# start of Record list

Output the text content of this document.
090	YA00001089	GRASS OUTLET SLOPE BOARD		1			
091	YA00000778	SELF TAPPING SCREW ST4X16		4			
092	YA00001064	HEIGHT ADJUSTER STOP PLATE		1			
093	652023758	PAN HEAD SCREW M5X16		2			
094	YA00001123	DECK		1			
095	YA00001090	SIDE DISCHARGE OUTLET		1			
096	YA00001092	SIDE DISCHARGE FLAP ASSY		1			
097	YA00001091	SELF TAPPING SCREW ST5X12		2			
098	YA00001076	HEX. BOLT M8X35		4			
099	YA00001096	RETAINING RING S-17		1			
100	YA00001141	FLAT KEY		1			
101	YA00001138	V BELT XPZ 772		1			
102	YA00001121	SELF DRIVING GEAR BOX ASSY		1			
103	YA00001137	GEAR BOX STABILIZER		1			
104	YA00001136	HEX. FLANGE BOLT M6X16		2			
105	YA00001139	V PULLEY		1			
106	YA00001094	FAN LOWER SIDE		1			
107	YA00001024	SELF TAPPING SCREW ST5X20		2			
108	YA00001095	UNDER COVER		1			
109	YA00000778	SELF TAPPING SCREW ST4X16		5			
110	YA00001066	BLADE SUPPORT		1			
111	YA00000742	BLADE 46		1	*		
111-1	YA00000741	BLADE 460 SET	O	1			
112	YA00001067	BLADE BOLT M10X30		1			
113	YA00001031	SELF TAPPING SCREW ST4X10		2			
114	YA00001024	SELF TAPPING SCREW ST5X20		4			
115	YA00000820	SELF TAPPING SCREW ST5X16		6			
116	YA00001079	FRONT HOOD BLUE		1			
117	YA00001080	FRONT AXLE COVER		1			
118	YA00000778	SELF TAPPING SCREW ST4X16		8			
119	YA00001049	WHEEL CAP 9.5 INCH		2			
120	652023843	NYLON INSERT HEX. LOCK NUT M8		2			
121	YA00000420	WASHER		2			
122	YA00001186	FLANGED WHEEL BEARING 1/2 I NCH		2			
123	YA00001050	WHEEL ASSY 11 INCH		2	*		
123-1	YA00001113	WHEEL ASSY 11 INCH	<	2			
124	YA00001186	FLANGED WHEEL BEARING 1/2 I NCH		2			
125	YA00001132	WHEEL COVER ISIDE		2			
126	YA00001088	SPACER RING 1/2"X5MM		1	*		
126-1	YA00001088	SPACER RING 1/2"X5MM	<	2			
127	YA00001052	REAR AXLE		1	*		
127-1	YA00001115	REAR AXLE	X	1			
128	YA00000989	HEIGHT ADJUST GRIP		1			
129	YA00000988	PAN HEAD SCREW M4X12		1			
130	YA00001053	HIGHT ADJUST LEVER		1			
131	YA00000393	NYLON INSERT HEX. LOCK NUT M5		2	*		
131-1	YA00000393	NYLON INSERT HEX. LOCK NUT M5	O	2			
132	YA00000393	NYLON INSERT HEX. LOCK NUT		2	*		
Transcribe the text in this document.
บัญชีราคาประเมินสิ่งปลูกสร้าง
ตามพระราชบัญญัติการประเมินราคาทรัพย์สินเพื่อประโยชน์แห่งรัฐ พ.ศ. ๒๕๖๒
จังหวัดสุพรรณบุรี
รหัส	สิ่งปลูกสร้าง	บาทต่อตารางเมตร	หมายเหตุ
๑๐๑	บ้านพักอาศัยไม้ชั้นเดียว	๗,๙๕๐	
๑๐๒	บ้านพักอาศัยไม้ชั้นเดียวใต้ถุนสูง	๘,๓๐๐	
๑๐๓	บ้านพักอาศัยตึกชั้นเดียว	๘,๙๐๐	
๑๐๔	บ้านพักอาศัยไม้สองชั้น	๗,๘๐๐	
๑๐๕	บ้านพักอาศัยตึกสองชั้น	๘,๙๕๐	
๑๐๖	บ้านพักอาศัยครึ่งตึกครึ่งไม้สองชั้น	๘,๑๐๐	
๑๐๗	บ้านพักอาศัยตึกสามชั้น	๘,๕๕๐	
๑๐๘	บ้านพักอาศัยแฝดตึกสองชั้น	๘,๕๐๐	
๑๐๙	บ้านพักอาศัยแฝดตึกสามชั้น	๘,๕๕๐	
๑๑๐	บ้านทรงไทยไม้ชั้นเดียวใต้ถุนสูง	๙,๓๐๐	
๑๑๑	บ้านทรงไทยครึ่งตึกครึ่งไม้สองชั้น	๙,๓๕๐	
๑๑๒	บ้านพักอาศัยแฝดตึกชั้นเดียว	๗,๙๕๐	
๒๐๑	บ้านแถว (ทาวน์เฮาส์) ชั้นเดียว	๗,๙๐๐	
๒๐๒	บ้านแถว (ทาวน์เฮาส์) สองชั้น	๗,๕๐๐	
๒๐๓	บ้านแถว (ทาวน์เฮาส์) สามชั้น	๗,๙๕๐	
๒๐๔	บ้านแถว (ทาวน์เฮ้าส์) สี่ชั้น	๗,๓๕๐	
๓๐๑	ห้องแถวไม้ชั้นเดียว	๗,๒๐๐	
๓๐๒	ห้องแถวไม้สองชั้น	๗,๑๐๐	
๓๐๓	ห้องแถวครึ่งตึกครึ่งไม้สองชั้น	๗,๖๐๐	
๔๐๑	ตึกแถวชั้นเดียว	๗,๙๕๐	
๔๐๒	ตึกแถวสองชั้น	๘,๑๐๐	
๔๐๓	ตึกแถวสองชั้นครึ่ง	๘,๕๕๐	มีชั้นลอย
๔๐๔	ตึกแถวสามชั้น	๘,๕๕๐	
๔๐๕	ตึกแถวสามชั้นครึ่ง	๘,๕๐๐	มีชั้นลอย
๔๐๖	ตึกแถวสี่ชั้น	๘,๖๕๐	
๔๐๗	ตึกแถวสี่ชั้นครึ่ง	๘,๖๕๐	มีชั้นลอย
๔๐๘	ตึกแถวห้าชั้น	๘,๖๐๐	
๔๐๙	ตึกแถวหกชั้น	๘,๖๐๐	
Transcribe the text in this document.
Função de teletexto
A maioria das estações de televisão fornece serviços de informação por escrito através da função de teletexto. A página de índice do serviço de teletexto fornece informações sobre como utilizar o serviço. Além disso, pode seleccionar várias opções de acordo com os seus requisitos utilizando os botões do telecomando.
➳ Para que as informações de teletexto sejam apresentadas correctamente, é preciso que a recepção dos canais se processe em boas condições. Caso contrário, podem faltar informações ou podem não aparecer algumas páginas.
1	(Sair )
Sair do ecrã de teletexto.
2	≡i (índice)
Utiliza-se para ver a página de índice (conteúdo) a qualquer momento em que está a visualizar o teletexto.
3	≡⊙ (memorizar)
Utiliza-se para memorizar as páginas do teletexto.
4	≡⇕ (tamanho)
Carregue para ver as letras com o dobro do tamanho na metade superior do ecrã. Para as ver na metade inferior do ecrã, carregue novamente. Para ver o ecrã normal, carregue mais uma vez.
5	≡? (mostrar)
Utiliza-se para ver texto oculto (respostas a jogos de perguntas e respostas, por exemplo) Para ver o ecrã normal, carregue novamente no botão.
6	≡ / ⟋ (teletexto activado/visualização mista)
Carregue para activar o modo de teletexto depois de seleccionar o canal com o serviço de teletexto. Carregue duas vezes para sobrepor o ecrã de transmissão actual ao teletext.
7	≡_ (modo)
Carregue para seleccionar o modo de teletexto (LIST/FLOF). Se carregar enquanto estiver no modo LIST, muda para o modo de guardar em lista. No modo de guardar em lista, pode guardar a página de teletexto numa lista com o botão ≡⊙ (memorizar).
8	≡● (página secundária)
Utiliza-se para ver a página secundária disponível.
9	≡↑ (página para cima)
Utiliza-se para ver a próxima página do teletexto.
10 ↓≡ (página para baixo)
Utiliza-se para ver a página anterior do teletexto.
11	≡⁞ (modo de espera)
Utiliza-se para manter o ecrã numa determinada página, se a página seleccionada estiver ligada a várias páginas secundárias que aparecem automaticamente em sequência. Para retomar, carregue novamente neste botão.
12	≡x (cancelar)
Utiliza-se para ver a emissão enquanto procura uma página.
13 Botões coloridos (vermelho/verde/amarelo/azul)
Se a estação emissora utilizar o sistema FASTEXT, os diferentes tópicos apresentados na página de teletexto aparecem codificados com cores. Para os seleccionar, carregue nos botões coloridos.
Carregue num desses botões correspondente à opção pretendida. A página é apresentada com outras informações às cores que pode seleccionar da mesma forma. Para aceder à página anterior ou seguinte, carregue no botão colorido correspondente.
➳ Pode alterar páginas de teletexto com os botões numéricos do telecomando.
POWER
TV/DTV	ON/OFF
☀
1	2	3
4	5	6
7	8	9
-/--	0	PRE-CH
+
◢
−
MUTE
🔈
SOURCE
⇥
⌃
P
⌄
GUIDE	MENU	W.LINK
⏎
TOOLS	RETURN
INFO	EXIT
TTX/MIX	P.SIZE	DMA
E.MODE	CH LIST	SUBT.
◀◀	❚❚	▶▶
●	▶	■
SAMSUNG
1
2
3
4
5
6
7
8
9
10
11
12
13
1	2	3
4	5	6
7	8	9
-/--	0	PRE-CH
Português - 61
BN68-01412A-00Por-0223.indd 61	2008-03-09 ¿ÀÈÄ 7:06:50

# end of Record list

* What you should do: List the lines that contain the word "utilizar".

* The solution:
A maioria das estações de televisão fornece serviços de informação por escrito através da função de teletexto. A página de índice do serviço de teletexto fornece informações sobre como utilizar o serviço. Além disso, pode seleccionar várias opções de acordo com os seus requisitos utilizando os botões do telecomando.
Se a estação emissora utilizar o sistema FASTEXT, os diferentes tópicos apresentados na página de teletexto aparecem codificados com cores. Para os seleccionar, carregue nos botões coloridos.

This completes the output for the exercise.